Requirements:
Can you transcribe the data exactly? Leave the pictures out.

— Begin Exercise material —

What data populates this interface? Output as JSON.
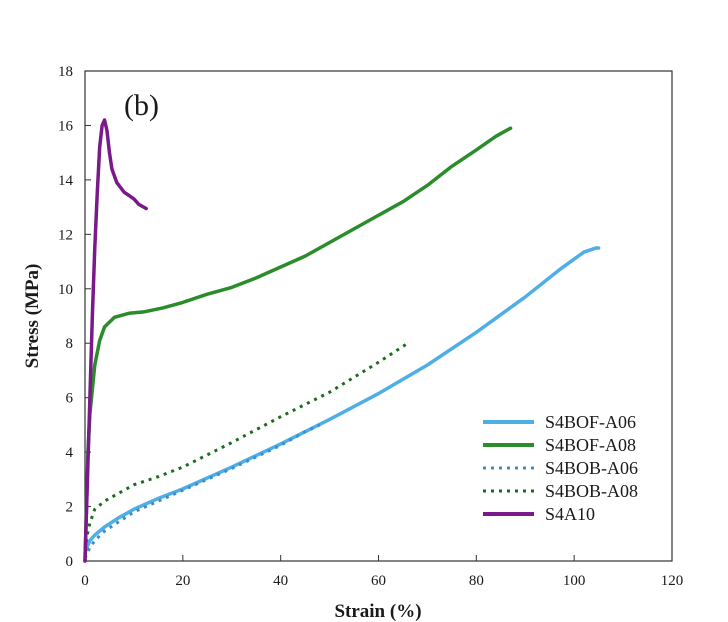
{
  "chart_data": {
    "type": "line",
    "panel_label": "(b)",
    "title": "",
    "xlabel": "Strain (%)",
    "ylabel": "Stress (MPa)",
    "xlim": [
      0,
      120
    ],
    "ylim": [
      0,
      18
    ],
    "xticks": [
      0,
      20,
      40,
      60,
      80,
      100,
      120
    ],
    "yticks": [
      0,
      2,
      4,
      6,
      8,
      10,
      12,
      14,
      16,
      18
    ],
    "grid": false,
    "legend_position": "bottom-right",
    "series": [
      {
        "name": "S4BOF-A06",
        "color": "#4faee6",
        "dash": "solid",
        "points": [
          [
            0,
            0.3
          ],
          [
            0.5,
            0.55
          ],
          [
            1,
            0.75
          ],
          [
            2,
            0.95
          ],
          [
            4,
            1.25
          ],
          [
            7,
            1.6
          ],
          [
            10,
            1.9
          ],
          [
            15,
            2.3
          ],
          [
            20,
            2.65
          ],
          [
            30,
            3.45
          ],
          [
            40,
            4.3
          ],
          [
            50,
            5.2
          ],
          [
            60,
            6.15
          ],
          [
            70,
            7.2
          ],
          [
            80,
            8.4
          ],
          [
            90,
            9.7
          ],
          [
            97,
            10.7
          ],
          [
            102,
            11.35
          ],
          [
            104.5,
            11.5
          ],
          [
            105,
            11.5
          ]
        ]
      },
      {
        "name": "S4BOF-A08",
        "color": "#2a8c2a",
        "dash": "solid",
        "points": [
          [
            0,
            0
          ],
          [
            0.3,
            2
          ],
          [
            0.6,
            4
          ],
          [
            1,
            5.4
          ],
          [
            2,
            7.2
          ],
          [
            3,
            8.1
          ],
          [
            4,
            8.6
          ],
          [
            6,
            8.95
          ],
          [
            9,
            9.1
          ],
          [
            12,
            9.15
          ],
          [
            16,
            9.3
          ],
          [
            20,
            9.5
          ],
          [
            25,
            9.8
          ],
          [
            30,
            10.05
          ],
          [
            35,
            10.4
          ],
          [
            40,
            10.8
          ],
          [
            45,
            11.2
          ],
          [
            50,
            11.7
          ],
          [
            55,
            12.2
          ],
          [
            60,
            12.7
          ],
          [
            65,
            13.2
          ],
          [
            70,
            13.8
          ],
          [
            75,
            14.5
          ],
          [
            80,
            15.1
          ],
          [
            84,
            15.6
          ],
          [
            87,
            15.9
          ]
        ]
      },
      {
        "name": "S4BOB-A06",
        "color": "#3a8fd0",
        "dash": "dotted",
        "points": [
          [
            0,
            0.1
          ],
          [
            1,
            0.5
          ],
          [
            2,
            0.75
          ],
          [
            4,
            1.1
          ],
          [
            7,
            1.45
          ],
          [
            10,
            1.8
          ],
          [
            15,
            2.2
          ],
          [
            20,
            2.6
          ],
          [
            30,
            3.4
          ],
          [
            40,
            4.25
          ],
          [
            45,
            4.75
          ],
          [
            48,
            5.0
          ]
        ]
      },
      {
        "name": "S4BOB-A08",
        "color": "#1a6e1a",
        "dash": "dotted",
        "points": [
          [
            0,
            0.4
          ],
          [
            0.5,
            1.0
          ],
          [
            1,
            1.4
          ],
          [
            2,
            1.9
          ],
          [
            4,
            2.2
          ],
          [
            7,
            2.5
          ],
          [
            10,
            2.8
          ],
          [
            15,
            3.1
          ],
          [
            20,
            3.45
          ],
          [
            30,
            4.35
          ],
          [
            40,
            5.3
          ],
          [
            50,
            6.2
          ],
          [
            60,
            7.3
          ],
          [
            66,
            8.0
          ]
        ]
      },
      {
        "name": "S4A10",
        "color": "#7a1a8a",
        "dash": "solid",
        "points": [
          [
            0,
            0
          ],
          [
            0.5,
            3
          ],
          [
            1,
            6
          ],
          [
            1.5,
            9
          ],
          [
            2,
            11.5
          ],
          [
            2.5,
            13.5
          ],
          [
            3,
            15.2
          ],
          [
            3.5,
            16
          ],
          [
            4,
            16.2
          ],
          [
            4.5,
            15.8
          ],
          [
            5,
            15
          ],
          [
            5.5,
            14.4
          ],
          [
            6.5,
            13.9
          ],
          [
            8,
            13.55
          ],
          [
            10,
            13.3
          ],
          [
            11,
            13.1
          ],
          [
            12.5,
            12.95
          ]
        ]
      }
    ]
  }
}
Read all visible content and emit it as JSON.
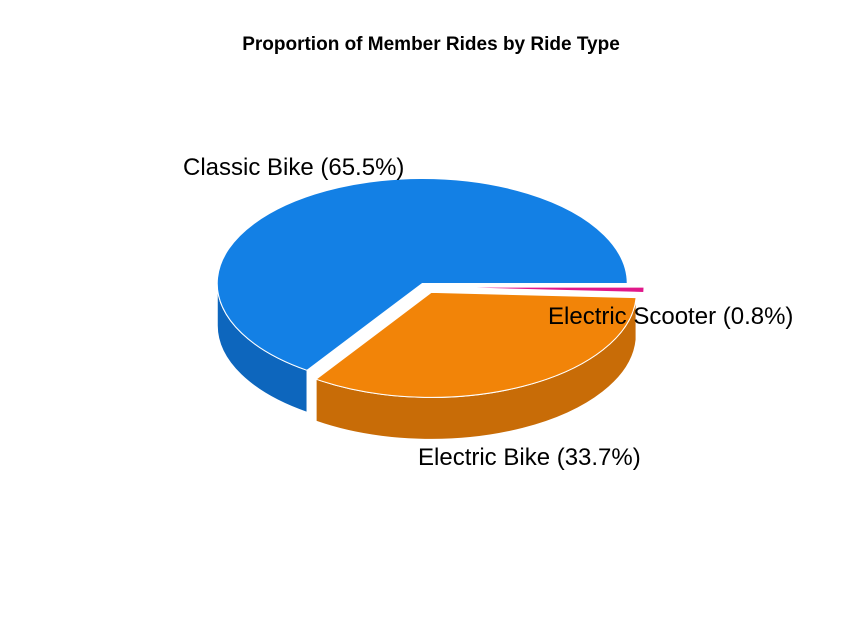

— End Exercise material —

Solution for this problem:
What data populates this interface? Output as JSON.
{
  "chart_data": {
    "type": "line",
    "panel_label": "(b)",
    "title": "",
    "xlabel": "Strain (%)",
    "ylabel": "Stress (MPa)",
    "xlim": [
      0,
      120
    ],
    "ylim": [
      0,
      18
    ],
    "xticks": [
      0,
      20,
      40,
      60,
      80,
      100,
      120
    ],
    "yticks": [
      0,
      2,
      4,
      6,
      8,
      10,
      12,
      14,
      16,
      18
    ],
    "grid": false,
    "legend_position": "bottom-right",
    "series": [
      {
        "name": "S4BOF-A06",
        "color": "#4faee6",
        "dash": "solid",
        "points": [
          [
            0,
            0.3
          ],
          [
            0.5,
            0.55
          ],
          [
            1,
            0.75
          ],
          [
            2,
            0.95
          ],
          [
            4,
            1.25
          ],
          [
            7,
            1.6
          ],
          [
            10,
            1.9
          ],
          [
            15,
            2.3
          ],
          [
            20,
            2.65
          ],
          [
            30,
            3.45
          ],
          [
            40,
            4.3
          ],
          [
            50,
            5.2
          ],
          [
            60,
            6.15
          ],
          [
            70,
            7.2
          ],
          [
            80,
            8.4
          ],
          [
            90,
            9.7
          ],
          [
            97,
            10.7
          ],
          [
            102,
            11.35
          ],
          [
            104.5,
            11.5
          ],
          [
            105,
            11.5
          ]
        ]
      },
      {
        "name": "S4BOF-A08",
        "color": "#2a8c2a",
        "dash": "solid",
        "points": [
          [
            0,
            0
          ],
          [
            0.3,
            2
          ],
          [
            0.6,
            4
          ],
          [
            1,
            5.4
          ],
          [
            2,
            7.2
          ],
          [
            3,
            8.1
          ],
          [
            4,
            8.6
          ],
          [
            6,
            8.95
          ],
          [
            9,
            9.1
          ],
          [
            12,
            9.15
          ],
          [
            16,
            9.3
          ],
          [
            20,
            9.5
          ],
          [
            25,
            9.8
          ],
          [
            30,
            10.05
          ],
          [
            35,
            10.4
          ],
          [
            40,
            10.8
          ],
          [
            45,
            11.2
          ],
          [
            50,
            11.7
          ],
          [
            55,
            12.2
          ],
          [
            60,
            12.7
          ],
          [
            65,
            13.2
          ],
          [
            70,
            13.8
          ],
          [
            75,
            14.5
          ],
          [
            80,
            15.1
          ],
          [
            84,
            15.6
          ],
          [
            87,
            15.9
          ]
        ]
      },
      {
        "name": "S4BOB-A06",
        "color": "#3a8fd0",
        "dash": "dotted",
        "points": [
          [
            0,
            0.1
          ],
          [
            1,
            0.5
          ],
          [
            2,
            0.75
          ],
          [
            4,
            1.1
          ],
          [
            7,
            1.45
          ],
          [
            10,
            1.8
          ],
          [
            15,
            2.2
          ],
          [
            20,
            2.6
          ],
          [
            30,
            3.4
          ],
          [
            40,
            4.25
          ],
          [
            45,
            4.75
          ],
          [
            48,
            5.0
          ]
        ]
      },
      {
        "name": "S4BOB-A08",
        "color": "#1a6e1a",
        "dash": "dotted",
        "points": [
          [
            0,
            0.4
          ],
          [
            0.5,
            1.0
          ],
          [
            1,
            1.4
          ],
          [
            2,
            1.9
          ],
          [
            4,
            2.2
          ],
          [
            7,
            2.5
          ],
          [
            10,
            2.8
          ],
          [
            15,
            3.1
          ],
          [
            20,
            3.45
          ],
          [
            30,
            4.35
          ],
          [
            40,
            5.3
          ],
          [
            50,
            6.2
          ],
          [
            60,
            7.3
          ],
          [
            66,
            8.0
          ]
        ]
      },
      {
        "name": "S4A10",
        "color": "#7a1a8a",
        "dash": "solid",
        "points": [
          [
            0,
            0
          ],
          [
            0.5,
            3
          ],
          [
            1,
            6
          ],
          [
            1.5,
            9
          ],
          [
            2,
            11.5
          ],
          [
            2.5,
            13.5
          ],
          [
            3,
            15.2
          ],
          [
            3.5,
            16
          ],
          [
            4,
            16.2
          ],
          [
            4.5,
            15.8
          ],
          [
            5,
            15
          ],
          [
            5.5,
            14.4
          ],
          [
            6.5,
            13.9
          ],
          [
            8,
            13.55
          ],
          [
            10,
            13.3
          ],
          [
            11,
            13.1
          ],
          [
            12.5,
            12.95
          ]
        ]
      }
    ]
  }
}
Read all visible content and emit it as JSON.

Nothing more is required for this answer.